All of the lines below are to be printed again exactly; images are excluded from the output.

Saved entries
>> Start
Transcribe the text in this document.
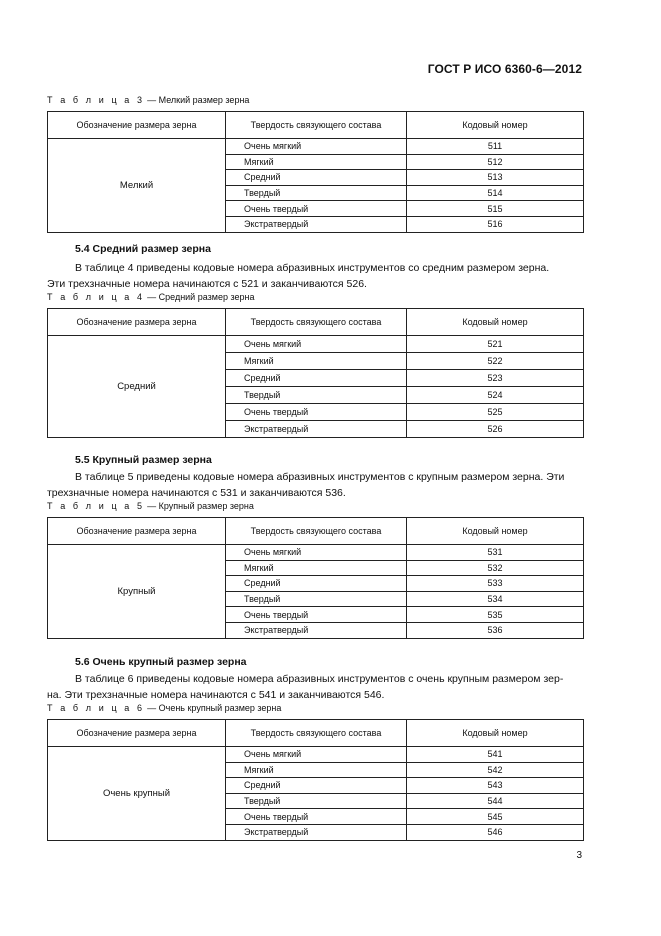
ГОСТ Р ИСО 6360-6—2012
Т а б л и ц а 3 — Мелкий размер зерна
Обозначение размера зерна	Твердость связующего состава	Кодовый номер
Мелкий	Очень мягкий	511
	Мягкий	512
	Средний	513
	Твердый	514
	Очень твердый	515
	Экстратвердый	516
5.4 Средний размер зерна
В таблице 4 приведены кодовые номера абразивных инструментов со средним размером зерна.
Эти трехзначные номера начинаются с 521 и заканчиваются 526.
Т а б л и ц а 4 — Средний размер зерна
Обозначение размера зерна	Твердость связующего состава	Кодовый номер
Средний	Очень мягкий	521
	Мягкий	522
	Средний	523
	Твердый	524
	Очень твердый	525
	Экстратвердый	526
5.5 Крупный размер зерна
В таблице 5 приведены кодовые номера абразивных инструментов с крупным размером зерна. Эти
трехзначные номера начинаются с 531 и заканчиваются 536.
Т а б л и ц а 5 — Крупный размер зерна
Обозначение размера зерна	Твердость связующего состава	Кодовый номер
Крупный	Очень мягкий	531
	Мягкий	532
	Средний	533
	Твердый	534
	Очень твердый	535
	Экстратвердый	536
5.6 Очень крупный размер зерна
В таблице 6 приведены кодовые номера абразивных инструментов с очень крупным размером зер-
на. Эти трехзначные номера начинаются с 541 и заканчиваются 546.
Т а б л и ц а 6 — Очень крупный размер зерна
Обозначение размера зерна	Твердость связующего состава	Кодовый номер
Очень крупный	Очень мягкий	541
	Мягкий	542
	Средний	543
	Твердый	544
	Очень твердый	545
	Экстратвердый	546
3
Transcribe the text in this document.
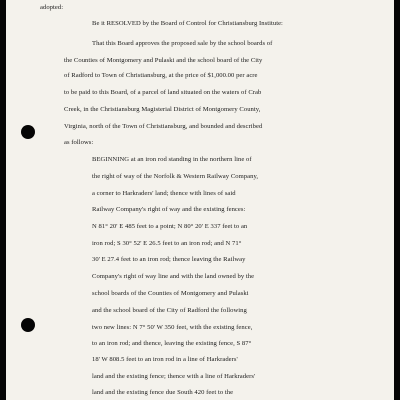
adopted:
Be it RESOLVED by the Board of Control for Christiansburg Institute:
That this Board approves the proposed sale by the school boards of
the Counties of Montgomery and Pulaski and the school board of the City
of Radford to Town of Christiansburg, at the price of $1,000.00 per acre
to be paid to this Board, of a parcel of land situated on the waters of Crab
Creek, in the Christiansburg Magisterial District of Montgomery County,
Virginia, north of the Town of Christiansburg, and bounded and described
as follows:
BEGINNING at an iron rod standing in the northern line of
the right of way of the Norfolk & Western Railway Company,
a corner to Harkraders' land; thence with lines of said
Railway Company's right of way and the existing fences:
N 81° 20' E 485 feet to a point; N 80° 20' E 337 feet to an
iron rod; S 30° 52' E 26.5 feet to an iron rod; and N 71°
30' E 27.4 feet to an iron rod; thence leaving the Railway
Company's right of way line and with the land owned by the
school boards of the Counties of Montgomery and Pulaski
and the school board of the City of Radford the following
two new lines: N 7° 50' W 350 feet, with the existing fence,
to an iron rod; and thence, leaving the existing fence, S 87°
18' W 808.5 feet to an iron rod in a line of Harkraders'
land and the existing fence; thence with a line of Harkraders'
land and the existing fence due South 420 feet to the
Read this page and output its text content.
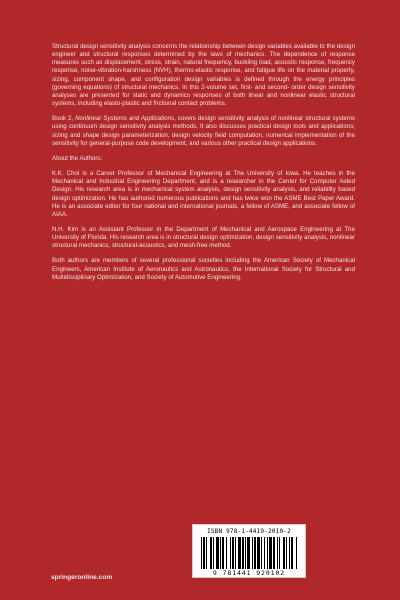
Structural design sensitivity analysis concerns the relationship between design variables available to the design engineer and structural responses determined by the laws of mechanics. The dependence of response measures such as displacement, stress, strain, natural frequency, buckling load, acoustic response, frequency response, noise-vibration-harshness (NVH), thermo-elastic response, and fatigue life on the material property, sizing, component shape, and configuration design variables is defined through the energy principles (governing equations) of structural mechanics. In this 2-volume set, first- and second- order design sensitivity analyses are presented for static and dynamics responses of both linear and nonlinear elastic structural systems, including elasto-plastic and frictional contact problems.

Book 2, Nonlinear Systems and Applications, covers design sensitivity analysis of nonlinear structural systems using continuum design sensitivity analysis methods. It also discusses practical design tools and applications; sizing and shape design parameterization, design velocity field computation, numerical implementation of the sensitivity for general-purpose code development, and various other practical design applications.

About the Authors:

K.K. Choi is a Carver Professor of Mechanical Engineering at The University of Iowa. He teaches in the Mechanical and Industrial Engineering Department, and is a researcher in the Center for Computer Aided Design. His research area is in mechanical system analysis, design sensitivity analysis, and reliability based design optimization. He has authored numerous publications and has twice won the ASME Best Paper Award. He is an associate editor for four national and international journals, a fellow of ASME, and associate fellow of AIAA.

N.H. Kim is an Assistant Professor in the Department of Mechanical and Aerospace Engineering at The University of Florida. His research area is in structural design optimization, design sensitivity analysis, nonlinear structural mechanics, structural-acoustics, and mesh-free method.

Both authors are members of several professional societies including the American Society of Mechanical Engineers, American Institute of Aeronautics and Astronautics, the International Society for Structural and Multidisciplinary Optimization, and Society of Automotive Engineering.

ISBN 978-1-4419-2010-2
9 781441 920102
springeronline.com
>> End
The solution:
Transcribe the text in this document.
ГОСТ Р ИСО 6360-6—2012
Т а б л и ц а 3 — Мелкий размер зерна
Обозначение размера зерна	Твердость связующего состава	Кодовый номер
Мелкий	Очень мягкий	511
	Мягкий	512
	Средний	513
	Твердый	514
	Очень твердый	515
	Экстратвердый	516
5.4 Средний размер зерна
В таблице 4 приведены кодовые номера абразивных инструментов со средним размером зерна.
Эти трехзначные номера начинаются с 521 и заканчиваются 526.
Т а б л и ц а 4 — Средний размер зерна
Обозначение размера зерна	Твердость связующего состава	Кодовый номер
Средний	Очень мягкий	521
	Мягкий	522
	Средний	523
	Твердый	524
	Очень твердый	525
	Экстратвердый	526
5.5 Крупный размер зерна
В таблице 5 приведены кодовые номера абразивных инструментов с крупным размером зерна. Эти
трехзначные номера начинаются с 531 и заканчиваются 536.
Т а б л и ц а 5 — Крупный размер зерна
Обозначение размера зерна	Твердость связующего состава	Кодовый номер
Крупный	Очень мягкий	531
	Мягкий	532
	Средний	533
	Твердый	534
	Очень твердый	535
	Экстратвердый	536
5.6 Очень крупный размер зерна
В таблице 6 приведены кодовые номера абразивных инструментов с очень крупным размером зер-
на. Эти трехзначные номера начинаются с 541 и заканчиваются 546.
Т а б л и ц а 6 — Очень крупный размер зерна
Обозначение размера зерна	Твердость связующего состава	Кодовый номер
Очень крупный	Очень мягкий	541
	Мягкий	542
	Средний	543
	Твердый	544
	Очень твердый	545
	Экстратвердый	546
3
Transcribe the text in this document.
adopted:
Be it RESOLVED by the Board of Control for Christiansburg Institute:
That this Board approves the proposed sale by the school boards of
the Counties of Montgomery and Pulaski and the school board of the City
of Radford to Town of Christiansburg, at the price of $1,000.00 per acre
to be paid to this Board, of a parcel of land situated on the waters of Crab
Creek, in the Christiansburg Magisterial District of Montgomery County,
Virginia, north of the Town of Christiansburg, and bounded and described
as follows:
BEGINNING at an iron rod standing in the northern line of
the right of way of the Norfolk & Western Railway Company,
a corner to Harkraders' land; thence with lines of said
Railway Company's right of way and the existing fences:
N 81° 20' E 485 feet to a point; N 80° 20' E 337 feet to an
iron rod; S 30° 52' E 26.5 feet to an iron rod; and N 71°
30' E 27.4 feet to an iron rod; thence leaving the Railway
Company's right of way line and with the land owned by the
school boards of the Counties of Montgomery and Pulaski
and the school board of the City of Radford the following
two new lines: N 7° 50' W 350 feet, with the existing fence,
to an iron rod; and thence, leaving the existing fence, S 87°
18' W 808.5 feet to an iron rod in a line of Harkraders'
land and the existing fence; thence with a line of Harkraders'
land and the existing fence due South 420 feet to the
Read this page and output its text content.
Structural design sensitivity analysis concerns the relationship between design variables available to the design engineer and structural responses determined by the laws of mechanics. The dependence of response measures such as displacement, stress, strain, natural frequency, buckling load, acoustic response, frequency response, noise-vibration-harshness (NVH), thermo-elastic response, and fatigue life on the material property, sizing, component shape, and configuration design variables is defined through the energy principles (governing equations) of structural mechanics. In this 2-volume set, first- and second- order design sensitivity analyses are presented for static and dynamics responses of both linear and nonlinear elastic structural systems, including elasto-plastic and frictional contact problems.

Book 2, Nonlinear Systems and Applications, covers design sensitivity analysis of nonlinear structural systems using continuum design sensitivity analysis methods. It also discusses practical design tools and applications; sizing and shape design parameterization, design velocity field computation, numerical implementation of the sensitivity for general-purpose code development, and various other practical design applications.

About the Authors:

K.K. Choi is a Carver Professor of Mechanical Engineering at The University of Iowa. He teaches in the Mechanical and Industrial Engineering Department, and is a researcher in the Center for Computer Aided Design. His research area is in mechanical system analysis, design sensitivity analysis, and reliability based design optimization. He has authored numerous publications and has twice won the ASME Best Paper Award. He is an associate editor for four national and international journals, a fellow of ASME, and associate fellow of AIAA.

N.H. Kim is an Assistant Professor in the Department of Mechanical and Aerospace Engineering at The University of Florida. His research area is in structural design optimization, design sensitivity analysis, nonlinear structural mechanics, structural-acoustics, and mesh-free method.

Both authors are members of several professional societies including the American Society of Mechanical Engineers, American Institute of Aeronautics and Astronautics, the International Society for Structural and Multidisciplinary Optimization, and Society of Automotive Engineering.

ISBN 978-1-4419-2010-2
9 781441 920102
springeronline.com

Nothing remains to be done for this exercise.